-- START STORED ROWS --
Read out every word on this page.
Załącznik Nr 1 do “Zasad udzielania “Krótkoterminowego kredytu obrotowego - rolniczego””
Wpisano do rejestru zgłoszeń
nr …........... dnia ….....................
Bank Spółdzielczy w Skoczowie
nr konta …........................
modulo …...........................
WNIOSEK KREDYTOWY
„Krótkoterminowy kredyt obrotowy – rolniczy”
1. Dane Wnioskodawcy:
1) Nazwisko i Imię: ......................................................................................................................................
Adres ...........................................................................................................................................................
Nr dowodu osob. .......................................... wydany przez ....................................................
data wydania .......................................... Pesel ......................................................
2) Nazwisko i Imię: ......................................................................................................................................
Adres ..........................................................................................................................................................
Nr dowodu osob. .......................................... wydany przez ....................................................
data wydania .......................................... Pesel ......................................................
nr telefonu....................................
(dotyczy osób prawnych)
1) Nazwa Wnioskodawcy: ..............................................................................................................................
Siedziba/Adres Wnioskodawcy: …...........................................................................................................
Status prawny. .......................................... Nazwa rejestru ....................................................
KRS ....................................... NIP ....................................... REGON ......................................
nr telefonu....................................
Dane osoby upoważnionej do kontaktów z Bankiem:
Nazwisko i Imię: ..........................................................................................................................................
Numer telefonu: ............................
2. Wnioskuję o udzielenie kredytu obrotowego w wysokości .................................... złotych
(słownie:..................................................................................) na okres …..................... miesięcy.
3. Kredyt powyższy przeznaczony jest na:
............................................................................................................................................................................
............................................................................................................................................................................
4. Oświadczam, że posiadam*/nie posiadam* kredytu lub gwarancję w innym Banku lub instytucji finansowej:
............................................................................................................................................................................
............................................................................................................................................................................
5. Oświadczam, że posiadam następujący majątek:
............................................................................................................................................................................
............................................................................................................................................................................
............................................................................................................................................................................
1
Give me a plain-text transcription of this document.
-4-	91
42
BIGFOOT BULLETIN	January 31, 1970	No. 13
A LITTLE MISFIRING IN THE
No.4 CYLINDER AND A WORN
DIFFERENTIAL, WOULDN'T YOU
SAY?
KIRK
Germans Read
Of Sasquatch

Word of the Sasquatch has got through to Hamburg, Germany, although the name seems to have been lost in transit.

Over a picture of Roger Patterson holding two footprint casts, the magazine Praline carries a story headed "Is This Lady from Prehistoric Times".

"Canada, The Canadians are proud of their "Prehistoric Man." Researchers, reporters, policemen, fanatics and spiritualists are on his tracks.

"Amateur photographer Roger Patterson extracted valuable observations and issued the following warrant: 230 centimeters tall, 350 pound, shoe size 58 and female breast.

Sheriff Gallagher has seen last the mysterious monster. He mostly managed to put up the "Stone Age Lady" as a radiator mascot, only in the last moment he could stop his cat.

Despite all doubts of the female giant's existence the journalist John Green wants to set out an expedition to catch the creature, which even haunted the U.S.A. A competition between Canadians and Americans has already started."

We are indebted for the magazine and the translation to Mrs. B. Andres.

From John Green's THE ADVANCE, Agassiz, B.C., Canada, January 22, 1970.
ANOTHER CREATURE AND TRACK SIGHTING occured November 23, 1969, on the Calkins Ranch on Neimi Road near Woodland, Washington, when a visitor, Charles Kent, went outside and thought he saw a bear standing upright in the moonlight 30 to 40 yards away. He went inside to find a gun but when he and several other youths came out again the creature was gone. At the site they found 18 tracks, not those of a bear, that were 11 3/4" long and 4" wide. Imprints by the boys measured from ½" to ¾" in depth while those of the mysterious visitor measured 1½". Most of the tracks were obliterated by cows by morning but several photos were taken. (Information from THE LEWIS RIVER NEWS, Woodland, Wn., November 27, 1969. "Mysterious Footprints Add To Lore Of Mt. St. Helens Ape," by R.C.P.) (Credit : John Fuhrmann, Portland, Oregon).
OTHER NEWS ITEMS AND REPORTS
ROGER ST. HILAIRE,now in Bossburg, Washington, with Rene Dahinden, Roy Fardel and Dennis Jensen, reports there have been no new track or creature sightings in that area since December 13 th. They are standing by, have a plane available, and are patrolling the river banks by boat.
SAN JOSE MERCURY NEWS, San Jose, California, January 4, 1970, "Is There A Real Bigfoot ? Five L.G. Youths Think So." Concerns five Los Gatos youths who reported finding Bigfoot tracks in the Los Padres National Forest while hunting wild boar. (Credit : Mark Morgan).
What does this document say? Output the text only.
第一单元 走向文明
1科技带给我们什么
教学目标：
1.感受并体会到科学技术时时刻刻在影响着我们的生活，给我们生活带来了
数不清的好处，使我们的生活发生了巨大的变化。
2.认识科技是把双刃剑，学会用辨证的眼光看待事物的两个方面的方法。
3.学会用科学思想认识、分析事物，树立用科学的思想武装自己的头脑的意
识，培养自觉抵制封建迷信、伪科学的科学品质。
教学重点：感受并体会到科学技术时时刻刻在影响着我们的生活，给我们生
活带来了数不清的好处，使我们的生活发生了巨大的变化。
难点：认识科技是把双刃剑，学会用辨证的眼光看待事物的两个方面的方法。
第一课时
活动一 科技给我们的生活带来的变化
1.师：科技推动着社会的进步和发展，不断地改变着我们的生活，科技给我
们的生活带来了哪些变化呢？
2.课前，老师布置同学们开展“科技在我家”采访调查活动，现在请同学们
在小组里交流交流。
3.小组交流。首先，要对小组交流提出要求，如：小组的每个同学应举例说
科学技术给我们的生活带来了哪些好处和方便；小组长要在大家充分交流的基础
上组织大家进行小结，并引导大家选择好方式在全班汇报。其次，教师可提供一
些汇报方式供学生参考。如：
-- END STORED ROWS --
EXERCISE GOAL: Reproduce every entry shown above, precisely as it stands.

THE COMPLETED TASK:
Read out every word on this page.
Załącznik Nr 1 do “Zasad udzielania “Krótkoterminowego kredytu obrotowego - rolniczego””
Wpisano do rejestru zgłoszeń
nr …........... dnia ….....................
Bank Spółdzielczy w Skoczowie
nr konta …........................
modulo …...........................
WNIOSEK KREDYTOWY
„Krótkoterminowy kredyt obrotowy – rolniczy”
1. Dane Wnioskodawcy:
1) Nazwisko i Imię: ......................................................................................................................................
Adres ...........................................................................................................................................................
Nr dowodu osob. .......................................... wydany przez ....................................................
data wydania .......................................... Pesel ......................................................
2) Nazwisko i Imię: ......................................................................................................................................
Adres ..........................................................................................................................................................
Nr dowodu osob. .......................................... wydany przez ....................................................
data wydania .......................................... Pesel ......................................................
nr telefonu....................................
(dotyczy osób prawnych)
1) Nazwa Wnioskodawcy: ..............................................................................................................................
Siedziba/Adres Wnioskodawcy: …...........................................................................................................
Status prawny. .......................................... Nazwa rejestru ....................................................
KRS ....................................... NIP ....................................... REGON ......................................
nr telefonu....................................
Dane osoby upoważnionej do kontaktów z Bankiem:
Nazwisko i Imię: ..........................................................................................................................................
Numer telefonu: ............................
2. Wnioskuję o udzielenie kredytu obrotowego w wysokości .................................... złotych
(słownie:..................................................................................) na okres …..................... miesięcy.
3. Kredyt powyższy przeznaczony jest na:
............................................................................................................................................................................
............................................................................................................................................................................
4. Oświadczam, że posiadam*/nie posiadam* kredytu lub gwarancję w innym Banku lub instytucji finansowej:
............................................................................................................................................................................
............................................................................................................................................................................
5. Oświadczam, że posiadam następujący majątek:
............................................................................................................................................................................
............................................................................................................................................................................
............................................................................................................................................................................
1
Give me a plain-text transcription of this document.
-4-	91
42
BIGFOOT BULLETIN	January 31, 1970	No. 13
A LITTLE MISFIRING IN THE
No.4 CYLINDER AND A WORN
DIFFERENTIAL, WOULDN'T YOU
SAY?
KIRK
Germans Read
Of Sasquatch

Word of the Sasquatch has got through to Hamburg, Germany, although the name seems to have been lost in transit.

Over a picture of Roger Patterson holding two footprint casts, the magazine Praline carries a story headed "Is This Lady from Prehistoric Times".

"Canada, The Canadians are proud of their "Prehistoric Man." Researchers, reporters, policemen, fanatics and spiritualists are on his tracks.

"Amateur photographer Roger Patterson extracted valuable observations and issued the following warrant: 230 centimeters tall, 350 pound, shoe size 58 and female breast.

Sheriff Gallagher has seen last the mysterious monster. He mostly managed to put up the "Stone Age Lady" as a radiator mascot, only in the last moment he could stop his cat.

Despite all doubts of the female giant's existence the journalist John Green wants to set out an expedition to catch the creature, which even haunted the U.S.A. A competition between Canadians and Americans has already started."

We are indebted for the magazine and the translation to Mrs. B. Andres.

From John Green's THE ADVANCE, Agassiz, B.C., Canada, January 22, 1970.
ANOTHER CREATURE AND TRACK SIGHTING occured November 23, 1969, on the Calkins Ranch on Neimi Road near Woodland, Washington, when a visitor, Charles Kent, went outside and thought he saw a bear standing upright in the moonlight 30 to 40 yards away. He went inside to find a gun but when he and several other youths came out again the creature was gone. At the site they found 18 tracks, not those of a bear, that were 11 3/4" long and 4" wide. Imprints by the boys measured from ½" to ¾" in depth while those of the mysterious visitor measured 1½". Most of the tracks were obliterated by cows by morning but several photos were taken. (Information from THE LEWIS RIVER NEWS, Woodland, Wn., November 27, 1969. "Mysterious Footprints Add To Lore Of Mt. St. Helens Ape," by R.C.P.) (Credit : John Fuhrmann, Portland, Oregon).
OTHER NEWS ITEMS AND REPORTS
ROGER ST. HILAIRE,now in Bossburg, Washington, with Rene Dahinden, Roy Fardel and Dennis Jensen, reports there have been no new track or creature sightings in that area since December 13 th. They are standing by, have a plane available, and are patrolling the river banks by boat.
SAN JOSE MERCURY NEWS, San Jose, California, January 4, 1970, "Is There A Real Bigfoot ? Five L.G. Youths Think So." Concerns five Los Gatos youths who reported finding Bigfoot tracks in the Los Padres National Forest while hunting wild boar. (Credit : Mark Morgan).
What does this document say? Output the text only.
第一单元 走向文明
1科技带给我们什么
教学目标：
1.感受并体会到科学技术时时刻刻在影响着我们的生活，给我们生活带来了
数不清的好处，使我们的生活发生了巨大的变化。
2.认识科技是把双刃剑，学会用辨证的眼光看待事物的两个方面的方法。
3.学会用科学思想认识、分析事物，树立用科学的思想武装自己的头脑的意
识，培养自觉抵制封建迷信、伪科学的科学品质。
教学重点：感受并体会到科学技术时时刻刻在影响着我们的生活，给我们生
活带来了数不清的好处，使我们的生活发生了巨大的变化。
难点：认识科技是把双刃剑，学会用辨证的眼光看待事物的两个方面的方法。
第一课时
活动一 科技给我们的生活带来的变化
1.师：科技推动着社会的进步和发展，不断地改变着我们的生活，科技给我
们的生活带来了哪些变化呢？
2.课前，老师布置同学们开展“科技在我家”采访调查活动，现在请同学们
在小组里交流交流。
3.小组交流。首先，要对小组交流提出要求，如：小组的每个同学应举例说
科学技术给我们的生活带来了哪些好处和方便；小组长要在大家充分交流的基础
上组织大家进行小结，并引导大家选择好方式在全班汇报。其次，教师可提供一
些汇报方式供学生参考。如：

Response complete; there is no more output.